For the records below, give the count of lines holding the word "this" and nothing more.

[Begin]

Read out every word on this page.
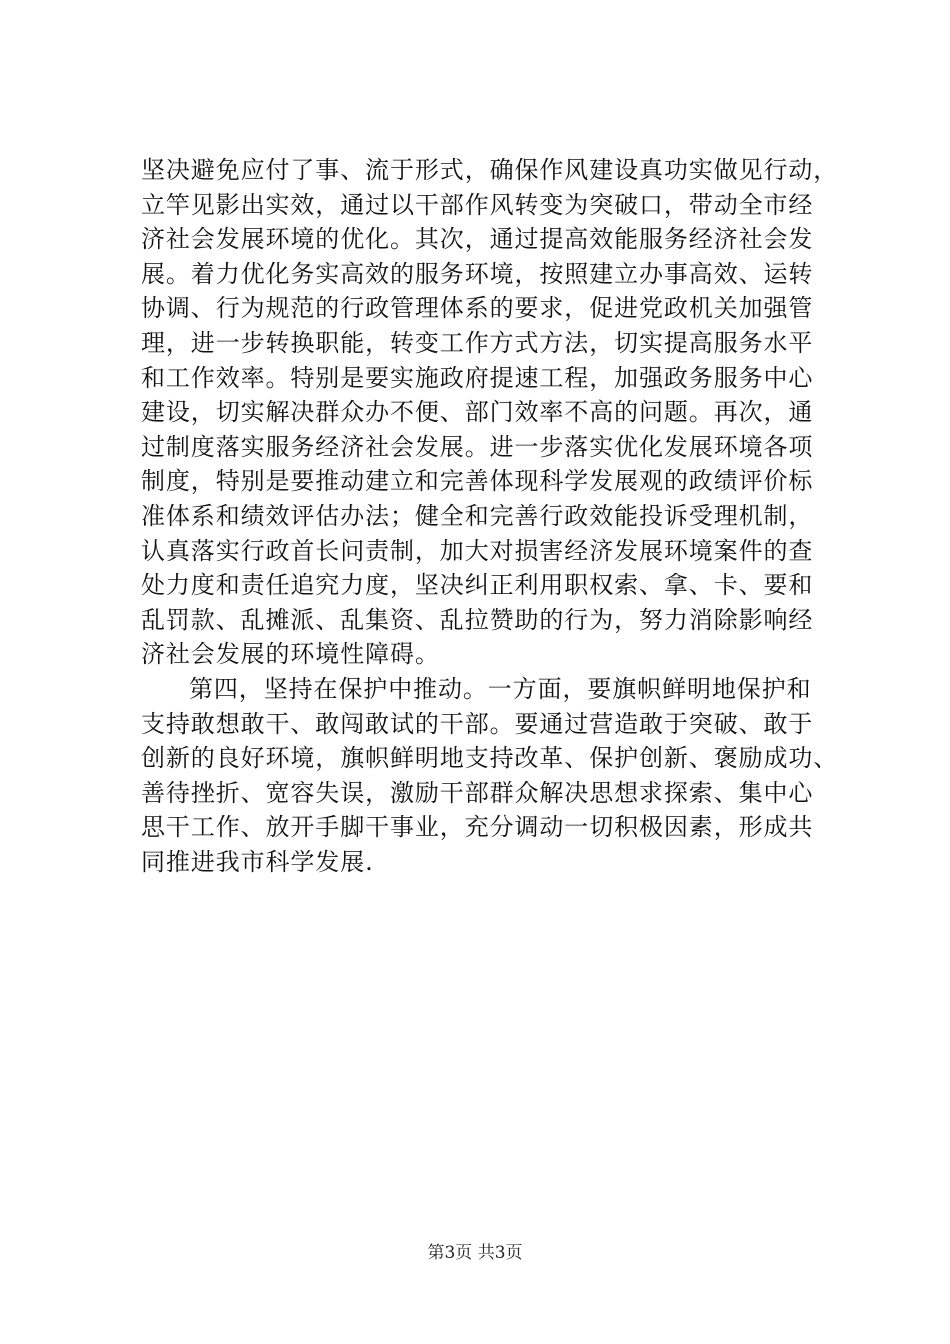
坚决避免应付了事、流于形式，确保作风建设真功实做见行动，
立竿见影出实效，通过以干部作风转变为突破口，带动全市经
济社会发展环境的优化。其次，通过提高效能服务经济社会发
展。着力优化务实高效的服务环境，按照建立办事高效、运转
协调、行为规范的行政管理体系的要求，促进党政机关加强管
理，进一步转换职能，转变工作方式方法，切实提高服务水平
和工作效率。特别是要实施政府提速工程，加强政务服务中心
建设，切实解决群众办不便、部门效率不高的问题。再次，通
过制度落实服务经济社会发展。进一步落实优化发展环境各项
制度，特别是要推动建立和完善体现科学发展观的政绩评价标
准体系和绩效评估办法；健全和完善行政效能投诉受理机制，
认真落实行政首长问责制，加大对损害经济发展环境案件的查
处力度和责任追究力度，坚决纠正利用职权索、拿、卡、要和
乱罚款、乱摊派、乱集资、乱拉赞助的行为，努力消除影响经
济社会发展的环境性障碍。
第四，坚持在保护中推动。一方面，要旗帜鲜明地保护和
支持敢想敢干、敢闯敢试的干部。要通过营造敢于突破、敢于
创新的良好环境，旗帜鲜明地支持改革、保护创新、褒励成功、
善待挫折、宽容失误，激励干部群众解决思想求探索、集中心
思干工作、放开手脚干事业，充分调动一切积极因素，形成共
同推进我市科学发展.
第3页 共3页
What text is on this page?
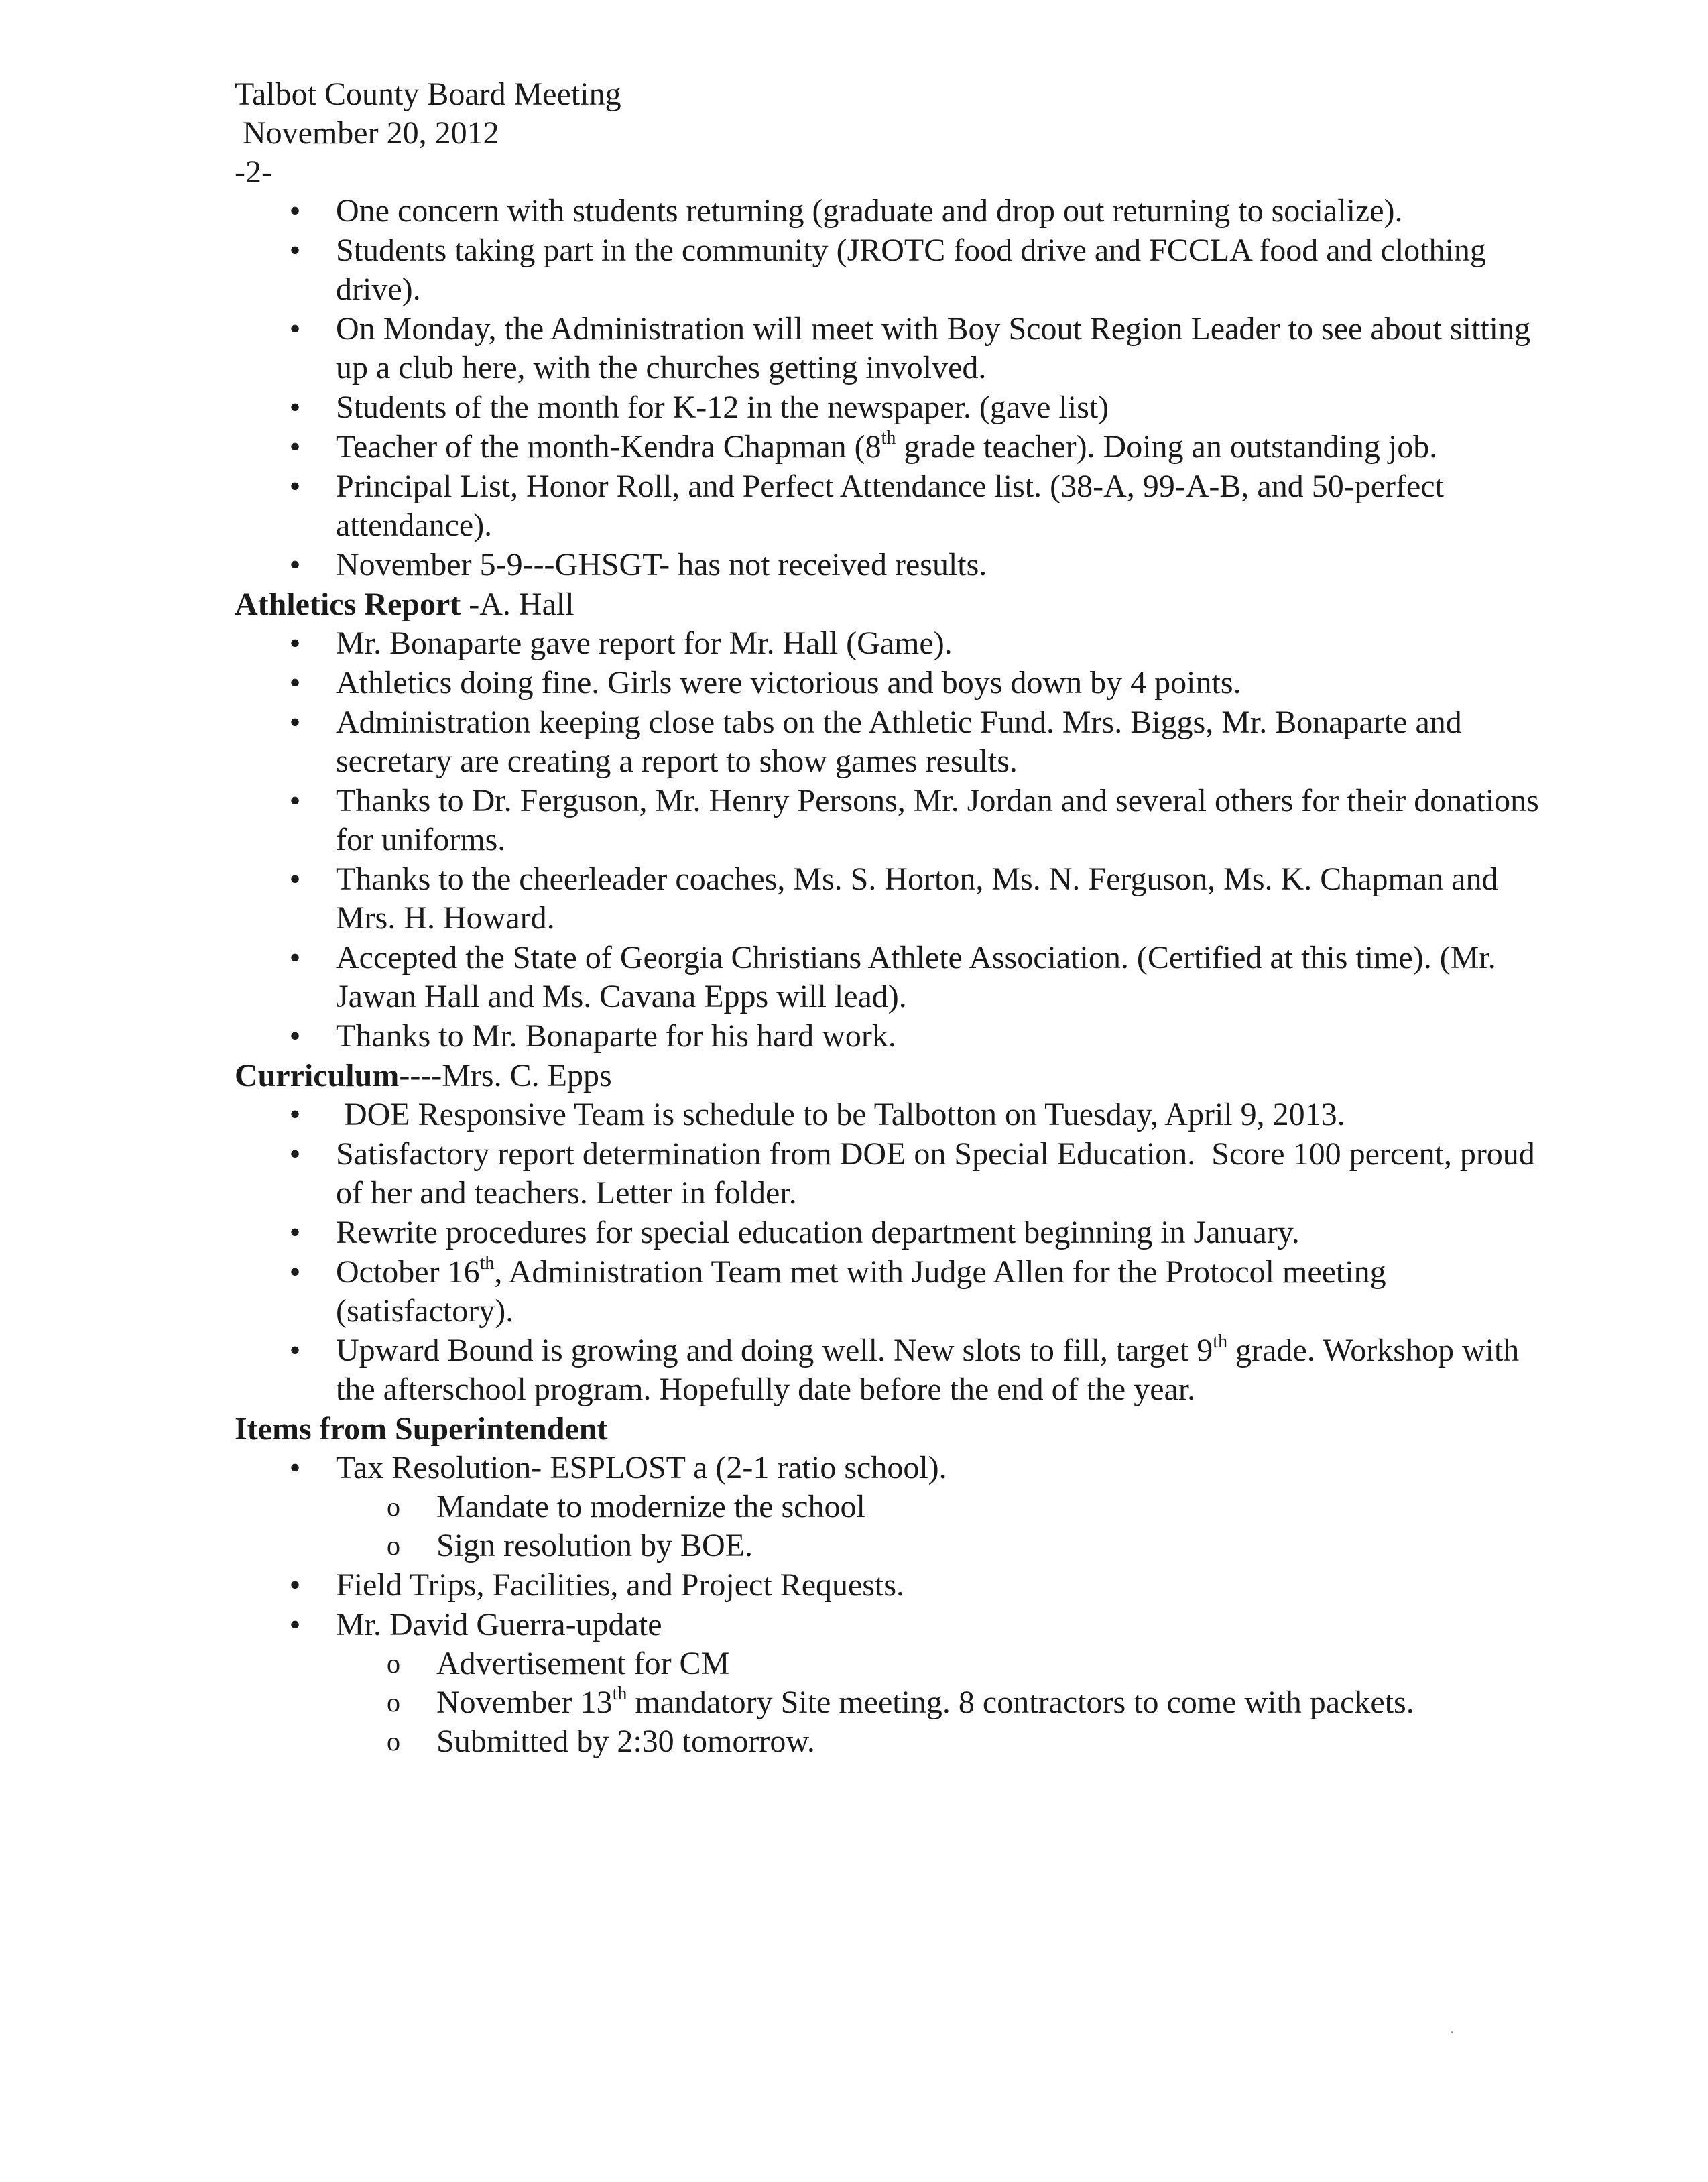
Talbot County Board Meeting
November 20, 2012
-2-
• One concern with students returning (graduate and drop out returning to socialize).
• Students taking part in the community (JROTC food drive and FCCLA food and clothing drive).
• On Monday, the Administration will meet with Boy Scout Region Leader to see about sitting up a club here, with the churches getting involved.
• Students of the month for K-12 in the newspaper. (gave list)
• Teacher of the month-Kendra Chapman (8th grade teacher). Doing an outstanding job.
• Principal List, Honor Roll, and Perfect Attendance list. (38-A, 99-A-B, and 50-perfect attendance).
• November 5-9---GHSGT- has not received results.
Athletics Report -A. Hall
• Mr. Bonaparte gave report for Mr. Hall (Game).
• Athletics doing fine. Girls were victorious and boys down by 4 points.
• Administration keeping close tabs on the Athletic Fund. Mrs. Biggs, Mr. Bonaparte and secretary are creating a report to show games results.
• Thanks to Dr. Ferguson, Mr. Henry Persons, Mr. Jordan and several others for their donations for uniforms.
• Thanks to the cheerleader coaches, Ms. S. Horton, Ms. N. Ferguson, Ms. K. Chapman and Mrs. H. Howard.
• Accepted the State of Georgia Christians Athlete Association. (Certified at this time). (Mr. Jawan Hall and Ms. Cavana Epps will lead).
• Thanks to Mr. Bonaparte for his hard work.
Curriculum----Mrs. C. Epps
• DOE Responsive Team is schedule to be Talbotton on Tuesday, April 9, 2013.
• Satisfactory report determination from DOE on Special Education.  Score 100 percent, proud of her and teachers. Letter in folder.
• Rewrite procedures for special education department beginning in January.
• October 16th, Administration Team met with Judge Allen for the Protocol meeting (satisfactory).
• Upward Bound is growing and doing well. New slots to fill, target 9th grade. Workshop with the afterschool program. Hopefully date before the end of the year.
Items from Superintendent
• Tax Resolution- ESPLOST a (2-1 ratio school).
o Mandate to modernize the school
o Sign resolution by BOE.
• Field Trips, Facilities, and Project Requests.
• Mr. David Guerra-update
o Advertisement for CM
o November 13th mandatory Site meeting. 8 contractors to come with packets.
o Submitted by 2:30 tomorrow.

[End]

Task answer> 3